## CHALLENGE:
Show each line from the listing that includes the word "Sheldon".
Start INFORMATION GIVEN
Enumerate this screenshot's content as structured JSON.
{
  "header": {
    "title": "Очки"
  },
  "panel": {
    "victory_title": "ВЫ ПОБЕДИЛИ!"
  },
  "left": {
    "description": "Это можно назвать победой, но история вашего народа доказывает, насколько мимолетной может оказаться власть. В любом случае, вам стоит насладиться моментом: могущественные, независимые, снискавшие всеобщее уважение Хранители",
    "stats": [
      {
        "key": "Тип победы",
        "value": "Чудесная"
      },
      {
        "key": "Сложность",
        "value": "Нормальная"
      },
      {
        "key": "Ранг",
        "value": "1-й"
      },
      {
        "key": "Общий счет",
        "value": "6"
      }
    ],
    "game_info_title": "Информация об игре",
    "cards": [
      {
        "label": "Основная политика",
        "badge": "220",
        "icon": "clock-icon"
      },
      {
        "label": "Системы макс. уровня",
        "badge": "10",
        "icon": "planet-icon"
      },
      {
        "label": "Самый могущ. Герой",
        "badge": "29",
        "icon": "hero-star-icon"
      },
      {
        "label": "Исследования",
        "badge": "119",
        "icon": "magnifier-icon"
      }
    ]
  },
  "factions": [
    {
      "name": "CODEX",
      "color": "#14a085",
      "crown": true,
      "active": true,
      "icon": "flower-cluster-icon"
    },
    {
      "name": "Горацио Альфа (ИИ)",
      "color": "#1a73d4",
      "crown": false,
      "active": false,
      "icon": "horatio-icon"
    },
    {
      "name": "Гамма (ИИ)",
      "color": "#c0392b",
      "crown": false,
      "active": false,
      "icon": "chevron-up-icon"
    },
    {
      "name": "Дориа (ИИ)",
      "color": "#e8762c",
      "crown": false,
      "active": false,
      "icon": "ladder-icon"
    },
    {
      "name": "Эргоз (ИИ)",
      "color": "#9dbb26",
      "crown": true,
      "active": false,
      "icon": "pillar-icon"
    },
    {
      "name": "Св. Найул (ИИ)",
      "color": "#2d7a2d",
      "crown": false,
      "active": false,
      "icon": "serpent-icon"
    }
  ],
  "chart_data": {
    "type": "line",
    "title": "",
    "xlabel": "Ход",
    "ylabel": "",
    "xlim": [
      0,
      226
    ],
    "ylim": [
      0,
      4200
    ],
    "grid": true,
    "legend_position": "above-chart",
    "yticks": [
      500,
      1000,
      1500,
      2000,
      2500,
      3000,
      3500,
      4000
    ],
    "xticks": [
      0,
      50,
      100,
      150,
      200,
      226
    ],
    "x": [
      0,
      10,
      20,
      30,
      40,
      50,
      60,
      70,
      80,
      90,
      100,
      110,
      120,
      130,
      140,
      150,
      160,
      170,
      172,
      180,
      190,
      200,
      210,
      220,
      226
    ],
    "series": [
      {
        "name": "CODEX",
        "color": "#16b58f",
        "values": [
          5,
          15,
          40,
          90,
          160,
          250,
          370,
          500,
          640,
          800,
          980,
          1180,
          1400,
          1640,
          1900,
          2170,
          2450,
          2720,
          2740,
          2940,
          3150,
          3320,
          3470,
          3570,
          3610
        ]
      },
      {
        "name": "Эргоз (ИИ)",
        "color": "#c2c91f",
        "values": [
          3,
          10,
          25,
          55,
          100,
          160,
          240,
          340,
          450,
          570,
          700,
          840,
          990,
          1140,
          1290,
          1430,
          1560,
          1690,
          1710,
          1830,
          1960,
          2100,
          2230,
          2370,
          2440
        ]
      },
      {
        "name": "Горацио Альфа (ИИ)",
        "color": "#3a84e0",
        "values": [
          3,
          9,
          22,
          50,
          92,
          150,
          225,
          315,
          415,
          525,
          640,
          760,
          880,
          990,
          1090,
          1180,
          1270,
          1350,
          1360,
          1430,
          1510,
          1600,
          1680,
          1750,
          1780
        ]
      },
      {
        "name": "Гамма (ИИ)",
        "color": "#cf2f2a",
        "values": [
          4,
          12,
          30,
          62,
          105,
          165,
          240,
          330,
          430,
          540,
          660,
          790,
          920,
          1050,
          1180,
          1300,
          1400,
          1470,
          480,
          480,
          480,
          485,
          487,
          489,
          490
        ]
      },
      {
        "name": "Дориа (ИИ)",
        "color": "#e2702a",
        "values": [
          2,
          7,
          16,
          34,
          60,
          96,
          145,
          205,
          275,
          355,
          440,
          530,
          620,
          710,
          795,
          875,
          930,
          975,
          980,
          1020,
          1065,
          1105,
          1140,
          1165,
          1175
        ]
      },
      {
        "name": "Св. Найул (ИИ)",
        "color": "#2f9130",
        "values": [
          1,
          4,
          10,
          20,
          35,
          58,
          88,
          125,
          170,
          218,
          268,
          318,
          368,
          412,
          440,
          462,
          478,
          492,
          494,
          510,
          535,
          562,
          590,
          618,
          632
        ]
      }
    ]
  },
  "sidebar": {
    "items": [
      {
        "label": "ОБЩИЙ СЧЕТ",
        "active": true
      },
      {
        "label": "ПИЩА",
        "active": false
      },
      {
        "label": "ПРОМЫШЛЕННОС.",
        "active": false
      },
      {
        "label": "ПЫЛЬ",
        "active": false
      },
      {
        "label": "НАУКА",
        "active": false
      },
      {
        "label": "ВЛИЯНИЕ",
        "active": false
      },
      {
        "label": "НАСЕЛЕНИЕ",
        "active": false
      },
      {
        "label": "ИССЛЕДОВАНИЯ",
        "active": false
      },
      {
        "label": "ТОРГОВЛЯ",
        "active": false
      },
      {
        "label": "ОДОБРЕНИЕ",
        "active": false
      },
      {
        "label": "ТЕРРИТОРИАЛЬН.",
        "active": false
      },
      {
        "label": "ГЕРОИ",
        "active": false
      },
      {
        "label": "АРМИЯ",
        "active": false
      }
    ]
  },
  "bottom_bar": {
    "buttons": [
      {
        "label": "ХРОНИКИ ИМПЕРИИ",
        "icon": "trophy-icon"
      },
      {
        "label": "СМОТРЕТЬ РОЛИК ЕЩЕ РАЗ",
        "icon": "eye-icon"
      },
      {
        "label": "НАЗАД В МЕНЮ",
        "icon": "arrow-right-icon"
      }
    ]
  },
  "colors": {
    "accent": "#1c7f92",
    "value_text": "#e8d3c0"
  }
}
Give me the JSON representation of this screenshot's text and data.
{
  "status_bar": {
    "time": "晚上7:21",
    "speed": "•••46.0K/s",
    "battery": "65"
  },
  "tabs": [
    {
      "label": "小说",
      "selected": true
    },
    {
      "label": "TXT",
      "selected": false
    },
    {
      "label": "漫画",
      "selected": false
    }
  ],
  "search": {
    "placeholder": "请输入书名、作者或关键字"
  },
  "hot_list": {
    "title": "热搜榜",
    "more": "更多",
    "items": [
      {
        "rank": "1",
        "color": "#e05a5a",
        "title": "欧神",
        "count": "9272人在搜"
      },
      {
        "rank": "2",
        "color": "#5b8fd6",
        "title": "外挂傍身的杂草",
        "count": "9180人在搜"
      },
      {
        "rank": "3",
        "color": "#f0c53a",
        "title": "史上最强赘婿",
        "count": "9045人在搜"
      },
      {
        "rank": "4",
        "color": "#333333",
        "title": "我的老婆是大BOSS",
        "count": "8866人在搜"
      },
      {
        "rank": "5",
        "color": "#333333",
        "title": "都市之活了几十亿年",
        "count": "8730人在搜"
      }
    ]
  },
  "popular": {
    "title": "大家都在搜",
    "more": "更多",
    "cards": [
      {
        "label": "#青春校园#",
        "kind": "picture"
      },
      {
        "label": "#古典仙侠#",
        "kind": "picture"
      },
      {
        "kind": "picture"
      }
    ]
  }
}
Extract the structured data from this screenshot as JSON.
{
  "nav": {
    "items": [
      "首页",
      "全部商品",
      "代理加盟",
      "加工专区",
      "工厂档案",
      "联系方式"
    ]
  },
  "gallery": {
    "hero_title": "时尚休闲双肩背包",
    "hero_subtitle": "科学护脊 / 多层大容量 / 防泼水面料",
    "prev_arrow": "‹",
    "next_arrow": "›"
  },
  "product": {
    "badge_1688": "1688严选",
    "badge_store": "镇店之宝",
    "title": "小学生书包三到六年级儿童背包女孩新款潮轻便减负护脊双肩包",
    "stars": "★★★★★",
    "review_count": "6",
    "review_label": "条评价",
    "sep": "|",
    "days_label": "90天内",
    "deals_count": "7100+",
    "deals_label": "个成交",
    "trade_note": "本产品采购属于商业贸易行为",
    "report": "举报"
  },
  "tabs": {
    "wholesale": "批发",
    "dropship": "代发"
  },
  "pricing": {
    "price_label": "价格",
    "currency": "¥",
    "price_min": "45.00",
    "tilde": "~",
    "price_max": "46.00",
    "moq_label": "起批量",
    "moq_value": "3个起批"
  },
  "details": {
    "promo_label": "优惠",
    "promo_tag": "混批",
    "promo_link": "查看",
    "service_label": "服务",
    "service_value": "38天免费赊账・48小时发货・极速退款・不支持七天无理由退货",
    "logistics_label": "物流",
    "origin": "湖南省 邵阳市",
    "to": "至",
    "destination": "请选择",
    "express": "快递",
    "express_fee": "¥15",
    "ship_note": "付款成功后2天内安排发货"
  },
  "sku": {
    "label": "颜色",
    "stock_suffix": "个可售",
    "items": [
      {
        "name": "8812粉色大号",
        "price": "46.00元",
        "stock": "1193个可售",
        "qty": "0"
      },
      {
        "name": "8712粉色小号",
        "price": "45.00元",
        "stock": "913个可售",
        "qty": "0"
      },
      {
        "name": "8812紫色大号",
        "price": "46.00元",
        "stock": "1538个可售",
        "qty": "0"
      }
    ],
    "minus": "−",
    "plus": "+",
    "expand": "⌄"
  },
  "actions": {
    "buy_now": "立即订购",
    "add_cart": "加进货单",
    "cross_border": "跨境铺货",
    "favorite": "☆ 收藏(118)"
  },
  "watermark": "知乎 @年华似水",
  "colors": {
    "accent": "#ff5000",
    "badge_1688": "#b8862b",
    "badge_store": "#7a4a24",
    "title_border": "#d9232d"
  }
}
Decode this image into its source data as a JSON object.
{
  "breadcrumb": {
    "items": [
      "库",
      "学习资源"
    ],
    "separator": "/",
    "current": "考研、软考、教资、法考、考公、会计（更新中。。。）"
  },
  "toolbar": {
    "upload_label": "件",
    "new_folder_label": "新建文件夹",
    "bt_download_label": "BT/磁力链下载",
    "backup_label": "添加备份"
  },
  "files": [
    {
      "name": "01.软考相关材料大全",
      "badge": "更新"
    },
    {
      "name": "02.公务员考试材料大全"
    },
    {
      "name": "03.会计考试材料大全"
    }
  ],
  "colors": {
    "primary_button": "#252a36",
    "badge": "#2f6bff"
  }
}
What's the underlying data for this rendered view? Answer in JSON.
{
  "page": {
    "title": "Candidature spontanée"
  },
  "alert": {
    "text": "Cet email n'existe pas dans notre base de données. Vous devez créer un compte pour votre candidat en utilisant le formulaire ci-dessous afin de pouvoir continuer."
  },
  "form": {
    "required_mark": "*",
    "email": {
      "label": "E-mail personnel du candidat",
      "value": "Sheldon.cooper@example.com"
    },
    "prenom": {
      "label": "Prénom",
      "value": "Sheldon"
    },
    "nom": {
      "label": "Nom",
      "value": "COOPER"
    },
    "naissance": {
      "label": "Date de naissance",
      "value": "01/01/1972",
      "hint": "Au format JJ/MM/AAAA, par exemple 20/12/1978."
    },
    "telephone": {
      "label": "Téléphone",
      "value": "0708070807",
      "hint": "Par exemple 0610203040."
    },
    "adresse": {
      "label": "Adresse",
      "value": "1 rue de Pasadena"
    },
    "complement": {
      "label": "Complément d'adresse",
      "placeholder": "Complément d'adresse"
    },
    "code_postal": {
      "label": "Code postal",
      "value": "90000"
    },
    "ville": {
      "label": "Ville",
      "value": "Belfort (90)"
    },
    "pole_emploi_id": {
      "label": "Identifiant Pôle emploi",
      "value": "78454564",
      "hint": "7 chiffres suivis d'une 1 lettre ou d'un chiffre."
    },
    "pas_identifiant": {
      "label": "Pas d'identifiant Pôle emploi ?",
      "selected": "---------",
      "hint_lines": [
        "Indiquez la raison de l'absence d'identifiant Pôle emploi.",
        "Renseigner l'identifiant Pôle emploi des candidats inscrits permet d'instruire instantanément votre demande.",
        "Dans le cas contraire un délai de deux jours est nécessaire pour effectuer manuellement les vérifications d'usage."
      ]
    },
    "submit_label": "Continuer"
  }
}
End INFORMATION GIVEN
## REPLY TO THE EXERCISE:
      "value": "Sheldon.cooper@example.com"
      "value": "Sheldon"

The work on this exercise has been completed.